- Brief
Copy all the entries below exactly, but not the pictures.

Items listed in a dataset
○ ○ ○ ○

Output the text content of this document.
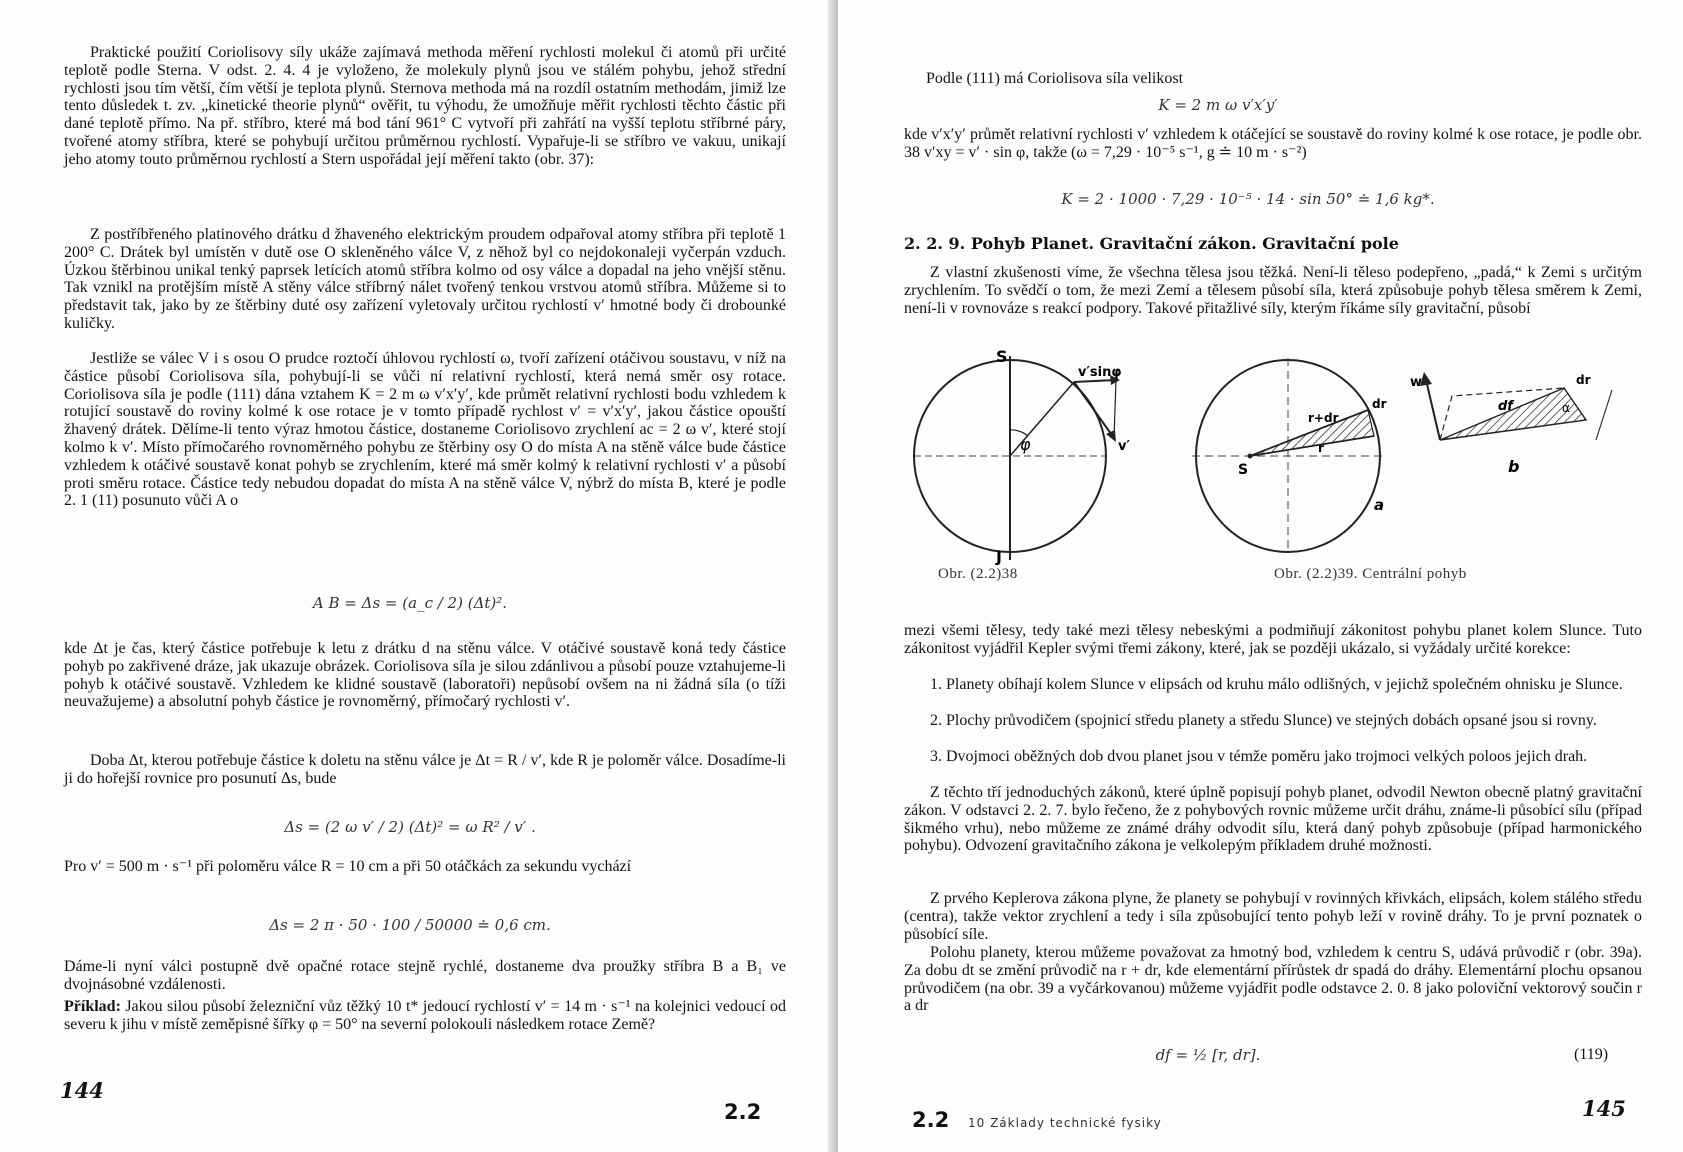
Praktické použití Coriolisovy síly ukáže zajímavá methoda měření rychlosti molekul či atomů při určité teplotě podle Sterna. V odst. 2. 4. 4 je vyloženo, že molekuly plynů jsou ve stálém pohybu, jehož střední rychlosti jsou tím větší, čím větší je teplota plynů. Sternova methoda má na rozdíl ostatním methodám, jimiž lze tento důsledek t. zv. „kinetické theorie plynů“ ověřit, tu výhodu, že umožňuje měřit rychlosti těchto částic při dané teplotě přímo. Na př. stříbro, které má bod tání 961° C vytvoří při zahřátí na vyšší teplotu stříbrné páry, tvořené atomy stříbra, které se pohybují určitou průměrnou rychlostí. Vypařuje-li se stříbro ve vakuu, unikají jeho atomy touto průměrnou rychlostí a Stern uspořádal její měření takto (obr. 37):

Z postříbřeného platinového drátku d žhaveného elektrickým proudem odpařoval atomy stříbra při teplotě 1 200° C. Drátek byl umístěn v dutě ose O skleněného válce V, z něhož byl co nejdokonaleji vyčerpán vzduch. Úzkou štěrbinou unikal tenký paprsek letících atomů stříbra kolmo od osy válce a dopadal na jeho vnější stěnu. Tak vznikl na protějším místě A stěny válce stříbrný nálet tvořený tenkou vrstvou atomů stříbra. Můžeme si to představit tak, jako by ze štěrbiny duté osy zařízení vyletovaly určitou rychlostí v′ hmotné body či drobounké kuličky.

Jestliže se válec V i s osou O prudce roztočí úhlovou rychlostí ω, tvoří zařízení otáčivou soustavu, v níž na částice působí Coriolisova síla, pohybují-li se vůči ní relativní rychlostí, která nemá směr osy rotace. Coriolisova síla je podle (111) dána vztahem K = 2 m ω v′x′y′, kde průmět relativní rychlosti bodu vzhledem k rotující soustavě do roviny kolmé k ose rotace je v tomto případě rychlost v′ = v′x′y′, jakou částice opouští žhavený drátek. Dělíme-li tento výraz hmotou částice, dostaneme Coriolisovo zrychlení ac = 2 ω v′, které stojí kolmo k v′. Místo přímočarého rovnoměrného pohybu ze štěrbiny osy O do místa A na stěně válce bude částice vzhledem k otáčivé soustavě konat pohyb se zrychlením, které má směr kolmý k relativní rychlosti v′ a působí proti směru rotace. Částice tedy nebudou dopadat do místa A na stěně válce V, nýbrž do místa B, které je podle 2. 1 (11) posunuto vůči A o

A B = Δs = (a_c / 2) (Δt)².

kde Δt je čas, který částice potřebuje k letu z drátku d na stěnu válce. V otáčivé soustavě koná tedy částice pohyb po zakřivené dráze, jak ukazuje obrázek. Coriolisova síla je silou zdánlivou a působí pouze vztahujeme-li pohyb k otáčivé soustavě. Vzhledem ke klidné soustavě (laboratoři) nepůsobí ovšem na ni žádná síla (o tíži neuvažujeme) a absolutní pohyb částice je rovnoměrný, přímočarý rychlosti v′.

Doba Δt, kterou potřebuje částice k doletu na stěnu válce je Δt = R / v′, kde R je poloměr válce. Dosadíme-li ji do hořejší rovnice pro posunutí Δs, bude

Δs = (2 ω v′ / 2) (Δt)² = ω R² / v′ .

Pro v′ = 500 m · s⁻¹ při poloměru válce R = 10 cm a při 50 otáčkách za sekundu vychází

Δs = 2 π · 50 · 100 / 50000 ≐ 0,6 cm.

Dáme-li nyní válci postupně dvě opačné rotace stejně rychlé, dostaneme dva proužky stříbra B a B₁ ve dvojnásobné vzdálenosti.

Příklad: Jakou silou působí železniční vůz těžký 10 t* jedoucí rychlostí v′ = 14 m · s⁻¹ na kolejnici vedoucí od severu k jihu v místě zeměpisné šířky φ = 50° na severní polokouli následkem rotace Země?

144
2.2

Podle (111) má Coriolisova síla velikost

K = 2 m ω v′x′y′

kde v′x′y′ průmět relativní rychlosti v′ vzhledem k otáčející se soustavě do roviny kolmé k ose rotace, je podle obr. 38 v′xy = v′ · sin φ, takže (ω = 7,29 · 10⁻⁵ s⁻¹, g ≐ 10 m · s⁻²)

K = 2 · 1000 · 7,29 · 10⁻⁵ · 14 · sin 50° ≐ 1,6 kg*.
2. 2. 9. Pohyb Planet. Gravitační zákon. Gravitační pole

Z vlastní zkušenosti víme, že všechna tělesa jsou těžká. Není-li těleso podepřeno, „padá,“ k Zemi s určitým zrychlením. To svědčí o tom, že mezi Zemí a tělesem působí síla, která způsobuje pohyb tělesa směrem k Zemi, není-li v rovnováze s reakcí podpory. Takové přitažlivé síly, kterým říkáme síly gravitační, působí

S
J
φ
v′sinφ
v′
Obr. (2.2)38
S
r
r+dr
dr
a
w
df
dr
α
b
Obr. (2.2)39. Centrální pohyb

mezi všemi tělesy, tedy také mezi tělesy nebeskými a podmiňují zákonitost pohybu planet kolem Slunce. Tuto zákonitost vyjádřil Kepler svými třemi zákony, které, jak se později ukázalo, si vyžádaly určité korekce:

1. Planety obíhají kolem Slunce v elipsách od kruhu málo odlišných, v jejichž společném ohnisku je Slunce.

2. Plochy průvodičem (spojnicí středu planety a středu Slunce) ve stejných dobách opsané jsou si rovny.

3. Dvojmoci oběžných dob dvou planet jsou v témže poměru jako trojmoci velkých poloos jejich drah.

Z těchto tří jednoduchých zákonů, které úplně popisují pohyb planet, odvodil Newton obecně platný gravitační zákon. V odstavci 2. 2. 7. bylo řečeno, že z pohybových rovnic můžeme určit dráhu, známe-li působící sílu (případ šikmého vrhu), nebo můžeme ze známé dráhy odvodit sílu, která daný pohyb způsobuje (případ harmonického pohybu). Odvození gravitačního zákona je velkolepým příkladem druhé možnosti.

Z prvého Keplerova zákona plyne, že planety se pohybují v rovinných křivkách, elipsách, kolem stálého středu (centra), takže vektor zrychlení a tedy i síla způsobující tento pohyb leží v rovině dráhy. To je první poznatek o působící síle.

Polohu planety, kterou můžeme považovat za hmotný bod, vzhledem k centru S, udává průvodič r (obr. 39a). Za dobu dt se změní průvodič na r + dr, kde elementární přírůstek dr spadá do dráhy. Elementární plochu opsanou průvodičem (na obr. 39 a vyčárkovanou) můžeme vyjádřit podle odstavce 2. 0. 8 jako poloviční vektorový součin r a dr

df = ½ [r, dr].	(119)
2.2 10 Základy technické fysiky
145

○ ○ ○ ○

- Exercise solution
Output the text content of this document.
Praktické použití Coriolisovy síly ukáže zajímavá methoda měření rychlosti molekul či atomů při určité teplotě podle Sterna. V odst. 2. 4. 4 je vyloženo, že molekuly plynů jsou ve stálém pohybu, jehož střední rychlosti jsou tím větší, čím větší je teplota plynů. Sternova methoda má na rozdíl ostatním methodám, jimiž lze tento důsledek t. zv. „kinetické theorie plynů“ ověřit, tu výhodu, že umožňuje měřit rychlosti těchto částic při dané teplotě přímo. Na př. stříbro, které má bod tání 961° C vytvoří při zahřátí na vyšší teplotu stříbrné páry, tvořené atomy stříbra, které se pohybují určitou průměrnou rychlostí. Vypařuje-li se stříbro ve vakuu, unikají jeho atomy touto průměrnou rychlostí a Stern uspořádal její měření takto (obr. 37):

Z postříbřeného platinového drátku d žhaveného elektrickým proudem odpařoval atomy stříbra při teplotě 1 200° C. Drátek byl umístěn v dutě ose O skleněného válce V, z něhož byl co nejdokonaleji vyčerpán vzduch. Úzkou štěrbinou unikal tenký paprsek letících atomů stříbra kolmo od osy válce a dopadal na jeho vnější stěnu. Tak vznikl na protějším místě A stěny válce stříbrný nálet tvořený tenkou vrstvou atomů stříbra. Můžeme si to představit tak, jako by ze štěrbiny duté osy zařízení vyletovaly určitou rychlostí v′ hmotné body či drobounké kuličky.

Jestliže se válec V i s osou O prudce roztočí úhlovou rychlostí ω, tvoří zařízení otáčivou soustavu, v níž na částice působí Coriolisova síla, pohybují-li se vůči ní relativní rychlostí, která nemá směr osy rotace. Coriolisova síla je podle (111) dána vztahem K = 2 m ω v′x′y′, kde průmět relativní rychlosti bodu vzhledem k rotující soustavě do roviny kolmé k ose rotace je v tomto případě rychlost v′ = v′x′y′, jakou částice opouští žhavený drátek. Dělíme-li tento výraz hmotou částice, dostaneme Coriolisovo zrychlení ac = 2 ω v′, které stojí kolmo k v′. Místo přímočarého rovnoměrného pohybu ze štěrbiny osy O do místa A na stěně válce bude částice vzhledem k otáčivé soustavě konat pohyb se zrychlením, které má směr kolmý k relativní rychlosti v′ a působí proti směru rotace. Částice tedy nebudou dopadat do místa A na stěně válce V, nýbrž do místa B, které je podle 2. 1 (11) posunuto vůči A o

A B = Δs = (a_c / 2) (Δt)².

kde Δt je čas, který částice potřebuje k letu z drátku d na stěnu válce. V otáčivé soustavě koná tedy částice pohyb po zakřivené dráze, jak ukazuje obrázek. Coriolisova síla je silou zdánlivou a působí pouze vztahujeme-li pohyb k otáčivé soustavě. Vzhledem ke klidné soustavě (laboratoři) nepůsobí ovšem na ni žádná síla (o tíži neuvažujeme) a absolutní pohyb částice je rovnoměrný, přímočarý rychlosti v′.

Doba Δt, kterou potřebuje částice k doletu na stěnu válce je Δt = R / v′, kde R je poloměr válce. Dosadíme-li ji do hořejší rovnice pro posunutí Δs, bude

Δs = (2 ω v′ / 2) (Δt)² = ω R² / v′ .

Pro v′ = 500 m · s⁻¹ při poloměru válce R = 10 cm a při 50 otáčkách za sekundu vychází

Δs = 2 π · 50 · 100 / 50000 ≐ 0,6 cm.

Dáme-li nyní válci postupně dvě opačné rotace stejně rychlé, dostaneme dva proužky stříbra B a B₁ ve dvojnásobné vzdálenosti.

Příklad: Jakou silou působí železniční vůz těžký 10 t* jedoucí rychlostí v′ = 14 m · s⁻¹ na kolejnici vedoucí od severu k jihu v místě zeměpisné šířky φ = 50° na severní polokouli následkem rotace Země?

144
2.2

Podle (111) má Coriolisova síla velikost

K = 2 m ω v′x′y′

kde v′x′y′ průmět relativní rychlosti v′ vzhledem k otáčející se soustavě do roviny kolmé k ose rotace, je podle obr. 38 v′xy = v′ · sin φ, takže (ω = 7,29 · 10⁻⁵ s⁻¹, g ≐ 10 m · s⁻²)

K = 2 · 1000 · 7,29 · 10⁻⁵ · 14 · sin 50° ≐ 1,6 kg*.
2. 2. 9. Pohyb Planet. Gravitační zákon. Gravitační pole

Z vlastní zkušenosti víme, že všechna tělesa jsou těžká. Není-li těleso podepřeno, „padá,“ k Zemi s určitým zrychlením. To svědčí o tom, že mezi Zemí a tělesem působí síla, která způsobuje pohyb tělesa směrem k Zemi, není-li v rovnováze s reakcí podpory. Takové přitažlivé síly, kterým říkáme síly gravitační, působí

S
J
φ
v′sinφ
v′
Obr. (2.2)38
S
r
r+dr
dr
a
w
df
dr
α
b
Obr. (2.2)39. Centrální pohyb

mezi všemi tělesy, tedy také mezi tělesy nebeskými a podmiňují zákonitost pohybu planet kolem Slunce. Tuto zákonitost vyjádřil Kepler svými třemi zákony, které, jak se později ukázalo, si vyžádaly určité korekce:

1. Planety obíhají kolem Slunce v elipsách od kruhu málo odlišných, v jejichž společném ohnisku je Slunce.

2. Plochy průvodičem (spojnicí středu planety a středu Slunce) ve stejných dobách opsané jsou si rovny.

3. Dvojmoci oběžných dob dvou planet jsou v témže poměru jako trojmoci velkých poloos jejich drah.

Z těchto tří jednoduchých zákonů, které úplně popisují pohyb planet, odvodil Newton obecně platný gravitační zákon. V odstavci 2. 2. 7. bylo řečeno, že z pohybových rovnic můžeme určit dráhu, známe-li působící sílu (případ šikmého vrhu), nebo můžeme ze známé dráhy odvodit sílu, která daný pohyb způsobuje (případ harmonického pohybu). Odvození gravitačního zákona je velkolepým příkladem druhé možnosti.

Z prvého Keplerova zákona plyne, že planety se pohybují v rovinných křivkách, elipsách, kolem stálého středu (centra), takže vektor zrychlení a tedy i síla způsobující tento pohyb leží v rovině dráhy. To je první poznatek o působící síle.

Polohu planety, kterou můžeme považovat za hmotný bod, vzhledem k centru S, udává průvodič r (obr. 39a). Za dobu dt se změní průvodič na r + dr, kde elementární přírůstek dr spadá do dráhy. Elementární plochu opsanou průvodičem (na obr. 39 a vyčárkovanou) můžeme vyjádřit podle odstavce 2. 0. 8 jako poloviční vektorový součin r a dr

df = ½ [r, dr].	(119)
2.2 10 Základy technické fysiky
145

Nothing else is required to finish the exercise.